▶ **PROBLEM TO WORK ON**
Return each line holding the string "this".

▶ **GIVEN DATA**
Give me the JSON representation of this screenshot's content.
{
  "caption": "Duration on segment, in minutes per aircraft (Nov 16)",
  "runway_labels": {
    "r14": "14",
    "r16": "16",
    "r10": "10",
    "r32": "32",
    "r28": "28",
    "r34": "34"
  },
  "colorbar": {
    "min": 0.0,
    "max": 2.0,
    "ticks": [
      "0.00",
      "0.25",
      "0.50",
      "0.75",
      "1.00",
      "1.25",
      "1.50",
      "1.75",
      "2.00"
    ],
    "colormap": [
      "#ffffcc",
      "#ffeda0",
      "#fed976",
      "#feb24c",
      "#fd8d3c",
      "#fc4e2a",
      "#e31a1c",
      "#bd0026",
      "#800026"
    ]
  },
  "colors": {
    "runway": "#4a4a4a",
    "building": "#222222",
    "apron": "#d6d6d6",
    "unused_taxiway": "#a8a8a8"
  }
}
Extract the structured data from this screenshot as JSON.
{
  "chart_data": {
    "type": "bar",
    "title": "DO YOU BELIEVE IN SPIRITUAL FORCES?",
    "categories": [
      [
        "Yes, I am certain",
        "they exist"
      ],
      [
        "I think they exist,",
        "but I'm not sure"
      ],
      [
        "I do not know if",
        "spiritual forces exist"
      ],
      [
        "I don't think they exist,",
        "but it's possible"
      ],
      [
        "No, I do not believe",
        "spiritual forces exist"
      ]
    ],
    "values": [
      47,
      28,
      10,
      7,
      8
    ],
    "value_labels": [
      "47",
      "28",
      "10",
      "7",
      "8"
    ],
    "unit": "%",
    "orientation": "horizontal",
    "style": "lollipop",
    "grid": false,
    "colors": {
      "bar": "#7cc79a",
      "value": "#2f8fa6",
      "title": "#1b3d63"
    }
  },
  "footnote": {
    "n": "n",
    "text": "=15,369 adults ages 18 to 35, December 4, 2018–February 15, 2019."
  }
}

▶ **PROBLEM SOLUTION**
Give me the JSON representation of this screenshot's content.
Extract the structured data from this screenshot as JSON.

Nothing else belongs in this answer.